Write out each entry, exactly the way it appears.

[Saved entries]

------

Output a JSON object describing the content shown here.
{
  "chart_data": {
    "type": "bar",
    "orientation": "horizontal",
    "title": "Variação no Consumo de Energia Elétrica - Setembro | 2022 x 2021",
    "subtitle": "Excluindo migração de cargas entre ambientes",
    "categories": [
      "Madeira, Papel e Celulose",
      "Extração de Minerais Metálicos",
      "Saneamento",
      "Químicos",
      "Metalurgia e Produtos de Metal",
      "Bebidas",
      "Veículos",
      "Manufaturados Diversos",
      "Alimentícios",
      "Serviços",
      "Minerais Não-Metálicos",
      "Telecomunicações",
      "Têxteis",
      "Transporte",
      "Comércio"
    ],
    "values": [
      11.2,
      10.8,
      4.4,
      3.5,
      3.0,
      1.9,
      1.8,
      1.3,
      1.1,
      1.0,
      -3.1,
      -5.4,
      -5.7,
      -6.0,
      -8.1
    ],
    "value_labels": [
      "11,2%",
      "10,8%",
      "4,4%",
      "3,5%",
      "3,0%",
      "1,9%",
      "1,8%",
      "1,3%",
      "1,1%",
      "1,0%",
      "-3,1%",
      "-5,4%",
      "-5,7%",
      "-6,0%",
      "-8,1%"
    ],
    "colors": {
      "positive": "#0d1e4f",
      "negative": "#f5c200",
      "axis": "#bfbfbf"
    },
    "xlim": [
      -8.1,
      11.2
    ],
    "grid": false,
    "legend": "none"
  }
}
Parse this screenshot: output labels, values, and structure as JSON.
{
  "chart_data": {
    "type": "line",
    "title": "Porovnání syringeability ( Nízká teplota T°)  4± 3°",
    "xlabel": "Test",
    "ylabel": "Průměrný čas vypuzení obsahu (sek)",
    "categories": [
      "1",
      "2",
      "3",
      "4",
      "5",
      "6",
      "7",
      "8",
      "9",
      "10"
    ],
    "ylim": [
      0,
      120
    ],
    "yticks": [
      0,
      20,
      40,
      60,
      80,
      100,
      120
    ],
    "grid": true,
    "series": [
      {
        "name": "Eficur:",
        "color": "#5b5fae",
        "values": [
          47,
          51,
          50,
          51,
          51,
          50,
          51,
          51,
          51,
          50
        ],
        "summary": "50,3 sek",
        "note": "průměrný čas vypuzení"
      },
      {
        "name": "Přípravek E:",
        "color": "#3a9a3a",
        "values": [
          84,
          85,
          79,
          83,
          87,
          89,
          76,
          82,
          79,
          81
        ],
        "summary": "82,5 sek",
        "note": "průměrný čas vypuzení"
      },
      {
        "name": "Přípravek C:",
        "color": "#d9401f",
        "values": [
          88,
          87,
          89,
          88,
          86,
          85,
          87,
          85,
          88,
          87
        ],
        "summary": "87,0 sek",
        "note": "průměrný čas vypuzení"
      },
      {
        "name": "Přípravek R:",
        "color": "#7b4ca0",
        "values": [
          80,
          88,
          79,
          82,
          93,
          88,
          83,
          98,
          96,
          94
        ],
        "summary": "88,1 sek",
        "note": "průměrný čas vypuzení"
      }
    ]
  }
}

------

▶ **EXPECTED ANSWER**
Output a JSON object describing the content shown here.
{
  "chart_data": {
    "type": "bar",
    "orientation": "horizontal",
    "title": "Variação no Consumo de Energia Elétrica - Setembro | 2022 x 2021",
    "subtitle": "Excluindo migração de cargas entre ambientes",
    "categories": [
      "Madeira, Papel e Celulose",
      "Extração de Minerais Metálicos",
      "Saneamento",
      "Químicos",
      "Metalurgia e Produtos de Metal",
      "Bebidas",
      "Veículos",
      "Manufaturados Diversos",
      "Alimentícios",
      "Serviços",
      "Minerais Não-Metálicos",
      "Telecomunicações",
      "Têxteis",
      "Transporte",
      "Comércio"
    ],
    "values": [
      11.2,
      10.8,
      4.4,
      3.5,
      3.0,
      1.9,
      1.8,
      1.3,
      1.1,
      1.0,
      -3.1,
      -5.4,
      -5.7,
      -6.0,
      -8.1
    ],
    "value_labels": [
      "11,2%",
      "10,8%",
      "4,4%",
      "3,5%",
      "3,0%",
      "1,9%",
      "1,8%",
      "1,3%",
      "1,1%",
      "1,0%",
      "-3,1%",
      "-5,4%",
      "-5,7%",
      "-6,0%",
      "-8,1%"
    ],
    "colors": {
      "positive": "#0d1e4f",
      "negative": "#f5c200",
      "axis": "#bfbfbf"
    },
    "xlim": [
      -8.1,
      11.2
    ],
    "grid": false,
    "legend": "none"
  }
}
Parse this screenshot: output labels, values, and structure as JSON.
{
  "chart_data": {
    "type": "line",
    "title": "Porovnání syringeability ( Nízká teplota T°)  4± 3°",
    "xlabel": "Test",
    "ylabel": "Průměrný čas vypuzení obsahu (sek)",
    "categories": [
      "1",
      "2",
      "3",
      "4",
      "5",
      "6",
      "7",
      "8",
      "9",
      "10"
    ],
    "ylim": [
      0,
      120
    ],
    "yticks": [
      0,
      20,
      40,
      60,
      80,
      100,
      120
    ],
    "grid": true,
    "series": [
      {
        "name": "Eficur:",
        "color": "#5b5fae",
        "values": [
          47,
          51,
          50,
          51,
          51,
          50,
          51,
          51,
          51,
          50
        ],
        "summary": "50,3 sek",
        "note": "průměrný čas vypuzení"
      },
      {
        "name": "Přípravek E:",
        "color": "#3a9a3a",
        "values": [
          84,
          85,
          79,
          83,
          87,
          89,
          76,
          82,
          79,
          81
        ],
        "summary": "82,5 sek",
        "note": "průměrný čas vypuzení"
      },
      {
        "name": "Přípravek C:",
        "color": "#d9401f",
        "values": [
          88,
          87,
          89,
          88,
          86,
          85,
          87,
          85,
          88,
          87
        ],
        "summary": "87,0 sek",
        "note": "průměrný čas vypuzení"
      },
      {
        "name": "Přípravek R:",
        "color": "#7b4ca0",
        "values": [
          80,
          88,
          79,
          82,
          93,
          88,
          83,
          98,
          96,
          94
        ],
        "summary": "88,1 sek",
        "note": "průměrný čas vypuzení"
      }
    ]
  }
}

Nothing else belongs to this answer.